Supplied data:
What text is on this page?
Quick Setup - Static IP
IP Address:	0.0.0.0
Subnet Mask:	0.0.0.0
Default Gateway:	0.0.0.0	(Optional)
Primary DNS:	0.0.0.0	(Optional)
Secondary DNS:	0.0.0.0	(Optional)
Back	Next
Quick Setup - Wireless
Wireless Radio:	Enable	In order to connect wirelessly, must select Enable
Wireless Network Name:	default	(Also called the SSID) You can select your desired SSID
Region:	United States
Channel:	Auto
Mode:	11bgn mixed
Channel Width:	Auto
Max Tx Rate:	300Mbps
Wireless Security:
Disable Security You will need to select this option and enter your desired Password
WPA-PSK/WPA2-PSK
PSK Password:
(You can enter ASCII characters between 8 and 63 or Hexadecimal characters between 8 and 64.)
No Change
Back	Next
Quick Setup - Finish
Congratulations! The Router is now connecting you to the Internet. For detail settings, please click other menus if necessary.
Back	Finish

What you will do:
Find and copy every line in the entries above where the string "your" occurs.

Correct response:
Wireless Network Name:	default	(Also called the SSID) You can select your desired SSID
Disable Security You will need to select this option and enter your desired Password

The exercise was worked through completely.